Recast the data below as a Markdown table with one row per line, numbering each row in a column headed "Row" and giving the line itself in a column headed "Line". Skip blank lines, and leave the pictures out of the table.

----------------------------------------

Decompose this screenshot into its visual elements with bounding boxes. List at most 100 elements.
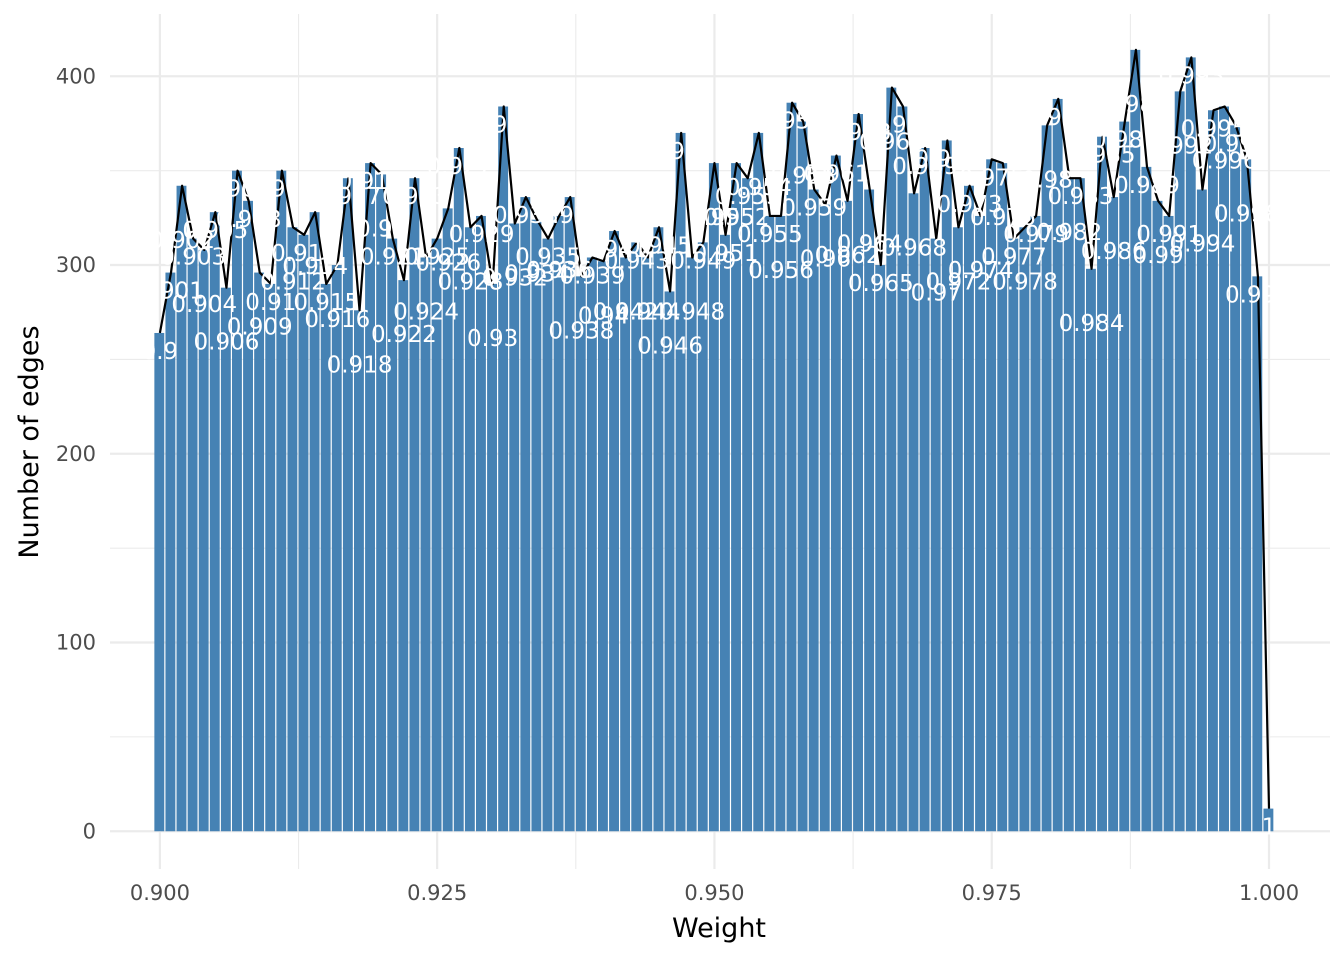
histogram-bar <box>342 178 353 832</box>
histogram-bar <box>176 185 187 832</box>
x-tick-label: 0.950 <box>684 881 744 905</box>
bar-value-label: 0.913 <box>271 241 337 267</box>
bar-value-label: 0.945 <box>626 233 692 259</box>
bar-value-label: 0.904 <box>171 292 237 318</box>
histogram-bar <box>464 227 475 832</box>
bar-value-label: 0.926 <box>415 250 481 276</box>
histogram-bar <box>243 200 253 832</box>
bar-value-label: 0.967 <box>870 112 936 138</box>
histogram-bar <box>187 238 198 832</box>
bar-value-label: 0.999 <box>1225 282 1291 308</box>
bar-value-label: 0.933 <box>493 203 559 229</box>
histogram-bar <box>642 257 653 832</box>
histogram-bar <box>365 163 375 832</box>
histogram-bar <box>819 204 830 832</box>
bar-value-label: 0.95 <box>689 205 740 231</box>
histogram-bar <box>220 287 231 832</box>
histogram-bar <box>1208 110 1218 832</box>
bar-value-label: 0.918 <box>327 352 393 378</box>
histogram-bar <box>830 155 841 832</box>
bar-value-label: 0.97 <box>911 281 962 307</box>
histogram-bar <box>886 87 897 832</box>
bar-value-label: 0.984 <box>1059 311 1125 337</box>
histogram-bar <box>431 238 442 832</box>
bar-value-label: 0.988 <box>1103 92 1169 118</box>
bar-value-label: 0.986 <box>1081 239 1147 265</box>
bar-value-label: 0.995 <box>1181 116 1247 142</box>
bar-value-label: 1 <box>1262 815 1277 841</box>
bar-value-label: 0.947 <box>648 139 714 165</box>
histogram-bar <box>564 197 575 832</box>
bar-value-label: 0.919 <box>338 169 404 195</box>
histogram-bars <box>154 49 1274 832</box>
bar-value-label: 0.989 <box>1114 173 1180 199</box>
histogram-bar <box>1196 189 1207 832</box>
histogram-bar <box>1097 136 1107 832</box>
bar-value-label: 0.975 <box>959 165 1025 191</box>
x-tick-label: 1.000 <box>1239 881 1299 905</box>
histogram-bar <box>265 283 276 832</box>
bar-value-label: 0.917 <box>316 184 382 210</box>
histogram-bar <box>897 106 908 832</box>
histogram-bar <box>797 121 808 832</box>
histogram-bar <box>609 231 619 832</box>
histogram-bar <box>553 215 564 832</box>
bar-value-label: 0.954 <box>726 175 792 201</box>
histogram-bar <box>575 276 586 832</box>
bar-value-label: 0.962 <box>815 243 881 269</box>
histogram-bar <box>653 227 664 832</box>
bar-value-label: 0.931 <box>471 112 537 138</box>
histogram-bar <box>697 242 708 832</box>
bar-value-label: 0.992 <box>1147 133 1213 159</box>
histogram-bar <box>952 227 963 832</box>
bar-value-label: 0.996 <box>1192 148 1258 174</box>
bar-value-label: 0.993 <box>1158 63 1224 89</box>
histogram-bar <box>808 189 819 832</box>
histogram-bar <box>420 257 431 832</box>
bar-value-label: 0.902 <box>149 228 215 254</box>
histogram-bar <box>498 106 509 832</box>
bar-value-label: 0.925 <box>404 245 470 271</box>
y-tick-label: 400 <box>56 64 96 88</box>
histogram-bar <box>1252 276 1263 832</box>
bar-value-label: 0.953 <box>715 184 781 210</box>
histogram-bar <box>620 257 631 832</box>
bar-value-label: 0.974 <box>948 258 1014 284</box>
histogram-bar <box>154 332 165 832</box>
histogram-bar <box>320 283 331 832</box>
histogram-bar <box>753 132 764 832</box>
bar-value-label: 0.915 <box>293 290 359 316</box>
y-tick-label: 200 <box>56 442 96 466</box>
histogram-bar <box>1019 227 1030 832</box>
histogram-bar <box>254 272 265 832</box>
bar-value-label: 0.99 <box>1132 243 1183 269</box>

----------------------------------------

> _Response to the exercise_:
| Row | Line |
|---|---|
| 1 | Decompose this screenshot into its visual elements with bounding boxes. List at most 100 elements. |
| 2 | histogram-bar <box>342 178 353 832</box> |
| 3 | histogram-bar <box>176 185 187 832</box> |
| 4 | x-tick-label: 0.950 <box>684 881 744 905</box> |
| 5 | bar-value-label: 0.913 <box>271 241 337 267</box> |
| 6 | bar-value-label: 0.945 <box>626 233 692 259</box> |
| 7 | bar-value-label: 0.904 <box>171 292 237 318</box> |
| 8 | histogram-bar <box>464 227 475 832</box> |
| 9 | bar-value-label: 0.926 <box>415 250 481 276</box> |
| 10 | histogram-bar <box>243 200 253 832</box> |
| 11 | bar-value-label: 0.967 <box>870 112 936 138</box> |
| 12 | histogram-bar <box>187 238 198 832</box> |
| 13 | bar-value-label: 0.999 <box>1225 282 1291 308</box> |
| 14 | bar-value-label: 0.933 <box>493 203 559 229</box> |
| 15 | histogram-bar <box>642 257 653 832</box> |
| 16 | histogram-bar <box>365 163 375 832</box> |
| 17 | histogram-bar <box>819 204 830 832</box> |
| 18 | bar-value-label: 0.95 <box>689 205 740 231</box> |
| 19 | histogram-bar <box>220 287 231 832</box> |
| 20 | histogram-bar <box>1208 110 1218 832</box> |
| 21 | bar-value-label: 0.918 <box>327 352 393 378</box> |
| 22 | histogram-bar <box>830 155 841 832</box> |
| 23 | bar-value-label: 0.97 <box>911 281 962 307</box> |
| 24 | histogram-bar <box>886 87 897 832</box> |
| 25 | bar-value-label: 0.984 <box>1059 311 1125 337</box> |
| 26 | histogram-bar <box>431 238 442 832</box> |
| 27 | bar-value-label: 0.988 <box>1103 92 1169 118</box> |
| 28 | bar-value-label: 0.986 <box>1081 239 1147 265</box> |
| 29 | bar-value-label: 0.995 <box>1181 116 1247 142</box> |
| 30 | bar-value-label: 1 <box>1262 815 1277 841</box> |
| 31 | bar-value-label: 0.947 <box>648 139 714 165</box> |
| 32 | histogram-bar <box>564 197 575 832</box> |
| 33 | bar-value-label: 0.919 <box>338 169 404 195</box> |
| 34 | histogram-bars <box>154 49 1274 832</box> |
| 35 | bar-value-label: 0.989 <box>1114 173 1180 199</box> |
| 36 | histogram-bar <box>1196 189 1207 832</box> |
| 37 | histogram-bar <box>1097 136 1107 832</box> |
| 38 | bar-value-label: 0.975 <box>959 165 1025 191</box> |
| 39 | x-tick-label: 1.000 <box>1239 881 1299 905</box> |
| 40 | histogram-bar <box>265 283 276 832</box> |
| 41 | bar-value-label: 0.917 <box>316 184 382 210</box> |
| 42 | histogram-bar <box>897 106 908 832</box> |
| 43 | histogram-bar <box>797 121 808 832</box> |
| 44 | histogram-bar <box>609 231 619 832</box> |
| 45 | histogram-bar <box>553 215 564 832</box> |
| 46 | bar-value-label: 0.954 <box>726 175 792 201</box> |
| 47 | histogram-bar <box>575 276 586 832</box> |
| 48 | bar-value-label: 0.962 <box>815 243 881 269</box> |
| 49 | histogram-bar <box>653 227 664 832</box> |
| 50 | bar-value-label: 0.931 <box>471 112 537 138</box> |
| 51 | histogram-bar <box>697 242 708 832</box> |
| 52 | bar-value-label: 0.992 <box>1147 133 1213 159</box> |
| 53 | histogram-bar <box>952 227 963 832</box> |
| 54 | bar-value-label: 0.996 <box>1192 148 1258 174</box> |
| 55 | bar-value-label: 0.993 <box>1158 63 1224 89</box> |
| 56 | histogram-bar <box>808 189 819 832</box> |
| 57 | histogram-bar <box>420 257 431 832</box> |
| 58 | bar-value-label: 0.902 <box>149 228 215 254</box> |
| 59 | histogram-bar <box>498 106 509 832</box> |
| 60 | bar-value-label: 0.925 <box>404 245 470 271</box> |
| 61 | y-tick-label: 400 <box>56 64 96 88</box> |
| 62 | histogram-bar <box>1252 276 1263 832</box> |
| 63 | bar-value-label: 0.953 <box>715 184 781 210</box> |
| 64 | histogram-bar <box>620 257 631 832</box> |
| 65 | bar-value-label: 0.974 <box>948 258 1014 284</box> |
| 66 | histogram-bar <box>154 332 165 832</box> |
| 67 | histogram-bar <box>320 283 331 832</box> |
| 68 | histogram-bar <box>753 132 764 832</box> |
| 69 | bar-value-label: 0.915 <box>293 290 359 316</box> |
| 70 | y-tick-label: 200 <box>56 442 96 466</box> |
| 71 | histogram-bar <box>1019 227 1030 832</box> |
| 72 | histogram-bar <box>254 272 265 832</box> |
| 73 | bar-value-label: 0.99 <box>1132 243 1183 269</box> |